## Begin Entries shown
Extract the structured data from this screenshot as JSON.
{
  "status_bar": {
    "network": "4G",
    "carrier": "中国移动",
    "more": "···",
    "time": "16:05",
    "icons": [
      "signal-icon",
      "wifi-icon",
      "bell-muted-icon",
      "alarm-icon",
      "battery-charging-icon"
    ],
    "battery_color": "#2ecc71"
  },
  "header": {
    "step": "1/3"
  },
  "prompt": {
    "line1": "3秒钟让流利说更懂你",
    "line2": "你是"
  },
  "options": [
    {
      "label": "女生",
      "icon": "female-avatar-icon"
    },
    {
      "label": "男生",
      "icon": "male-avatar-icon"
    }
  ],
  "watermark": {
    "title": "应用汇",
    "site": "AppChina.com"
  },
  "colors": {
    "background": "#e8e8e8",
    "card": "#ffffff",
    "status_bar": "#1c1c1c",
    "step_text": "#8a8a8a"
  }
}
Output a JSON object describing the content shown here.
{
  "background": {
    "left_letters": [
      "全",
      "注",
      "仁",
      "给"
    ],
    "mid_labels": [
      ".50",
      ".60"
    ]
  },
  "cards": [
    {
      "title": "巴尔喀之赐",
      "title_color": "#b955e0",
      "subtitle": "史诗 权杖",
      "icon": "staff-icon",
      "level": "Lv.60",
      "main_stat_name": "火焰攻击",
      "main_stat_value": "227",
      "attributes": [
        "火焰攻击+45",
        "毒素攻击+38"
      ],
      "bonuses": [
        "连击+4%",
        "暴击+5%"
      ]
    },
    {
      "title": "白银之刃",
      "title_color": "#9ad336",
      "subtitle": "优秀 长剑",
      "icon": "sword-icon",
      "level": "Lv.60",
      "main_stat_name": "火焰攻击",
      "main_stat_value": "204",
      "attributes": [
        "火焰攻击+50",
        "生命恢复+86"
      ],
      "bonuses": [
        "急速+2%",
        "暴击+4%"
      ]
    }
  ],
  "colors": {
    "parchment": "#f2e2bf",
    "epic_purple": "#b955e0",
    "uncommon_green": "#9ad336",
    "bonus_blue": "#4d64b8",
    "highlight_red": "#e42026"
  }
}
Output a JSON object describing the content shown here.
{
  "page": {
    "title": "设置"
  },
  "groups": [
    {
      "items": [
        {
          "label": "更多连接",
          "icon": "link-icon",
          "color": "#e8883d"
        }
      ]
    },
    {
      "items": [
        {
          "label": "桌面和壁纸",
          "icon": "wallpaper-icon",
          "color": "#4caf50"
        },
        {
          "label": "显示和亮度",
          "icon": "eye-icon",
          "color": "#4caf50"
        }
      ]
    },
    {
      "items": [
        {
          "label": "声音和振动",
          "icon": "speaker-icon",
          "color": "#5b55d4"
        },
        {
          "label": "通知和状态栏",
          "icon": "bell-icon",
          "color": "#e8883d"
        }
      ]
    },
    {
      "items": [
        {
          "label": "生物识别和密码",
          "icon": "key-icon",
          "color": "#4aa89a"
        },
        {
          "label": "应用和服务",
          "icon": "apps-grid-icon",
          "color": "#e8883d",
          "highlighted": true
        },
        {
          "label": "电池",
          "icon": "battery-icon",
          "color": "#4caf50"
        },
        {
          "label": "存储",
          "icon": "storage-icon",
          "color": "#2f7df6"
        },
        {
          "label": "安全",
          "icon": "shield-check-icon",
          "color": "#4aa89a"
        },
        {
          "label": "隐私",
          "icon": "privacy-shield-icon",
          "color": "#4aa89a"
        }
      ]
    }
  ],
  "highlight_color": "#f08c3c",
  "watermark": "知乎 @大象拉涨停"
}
## End Entries shown
• [Work to be completed]:
Give the entries once more, exactly as they appear.

• [Correct result]:
Extract the structured data from this screenshot as JSON.
{
  "status_bar": {
    "network": "4G",
    "carrier": "中国移动",
    "more": "···",
    "time": "16:05",
    "icons": [
      "signal-icon",
      "wifi-icon",
      "bell-muted-icon",
      "alarm-icon",
      "battery-charging-icon"
    ],
    "battery_color": "#2ecc71"
  },
  "header": {
    "step": "1/3"
  },
  "prompt": {
    "line1": "3秒钟让流利说更懂你",
    "line2": "你是"
  },
  "options": [
    {
      "label": "女生",
      "icon": "female-avatar-icon"
    },
    {
      "label": "男生",
      "icon": "male-avatar-icon"
    }
  ],
  "watermark": {
    "title": "应用汇",
    "site": "AppChina.com"
  },
  "colors": {
    "background": "#e8e8e8",
    "card": "#ffffff",
    "status_bar": "#1c1c1c",
    "step_text": "#8a8a8a"
  }
}
Output a JSON object describing the content shown here.
{
  "background": {
    "left_letters": [
      "全",
      "注",
      "仁",
      "给"
    ],
    "mid_labels": [
      ".50",
      ".60"
    ]
  },
  "cards": [
    {
      "title": "巴尔喀之赐",
      "title_color": "#b955e0",
      "subtitle": "史诗 权杖",
      "icon": "staff-icon",
      "level": "Lv.60",
      "main_stat_name": "火焰攻击",
      "main_stat_value": "227",
      "attributes": [
        "火焰攻击+45",
        "毒素攻击+38"
      ],
      "bonuses": [
        "连击+4%",
        "暴击+5%"
      ]
    },
    {
      "title": "白银之刃",
      "title_color": "#9ad336",
      "subtitle": "优秀 长剑",
      "icon": "sword-icon",
      "level": "Lv.60",
      "main_stat_name": "火焰攻击",
      "main_stat_value": "204",
      "attributes": [
        "火焰攻击+50",
        "生命恢复+86"
      ],
      "bonuses": [
        "急速+2%",
        "暴击+4%"
      ]
    }
  ],
  "colors": {
    "parchment": "#f2e2bf",
    "epic_purple": "#b955e0",
    "uncommon_green": "#9ad336",
    "bonus_blue": "#4d64b8",
    "highlight_red": "#e42026"
  }
}
Output a JSON object describing the content shown here.
{
  "page": {
    "title": "设置"
  },
  "groups": [
    {
      "items": [
        {
          "label": "更多连接",
          "icon": "link-icon",
          "color": "#e8883d"
        }
      ]
    },
    {
      "items": [
        {
          "label": "桌面和壁纸",
          "icon": "wallpaper-icon",
          "color": "#4caf50"
        },
        {
          "label": "显示和亮度",
          "icon": "eye-icon",
          "color": "#4caf50"
        }
      ]
    },
    {
      "items": [
        {
          "label": "声音和振动",
          "icon": "speaker-icon",
          "color": "#5b55d4"
        },
        {
          "label": "通知和状态栏",
          "icon": "bell-icon",
          "color": "#e8883d"
        }
      ]
    },
    {
      "items": [
        {
          "label": "生物识别和密码",
          "icon": "key-icon",
          "color": "#4aa89a"
        },
        {
          "label": "应用和服务",
          "icon": "apps-grid-icon",
          "color": "#e8883d",
          "highlighted": true
        },
        {
          "label": "电池",
          "icon": "battery-icon",
          "color": "#4caf50"
        },
        {
          "label": "存储",
          "icon": "storage-icon",
          "color": "#2f7df6"
        },
        {
          "label": "安全",
          "icon": "shield-check-icon",
          "color": "#4aa89a"
        },
        {
          "label": "隐私",
          "icon": "privacy-shield-icon",
          "color": "#4aa89a"
        }
      ]
    }
  ],
  "highlight_color": "#f08c3c",
  "watermark": "知乎 @大象拉涨停"
}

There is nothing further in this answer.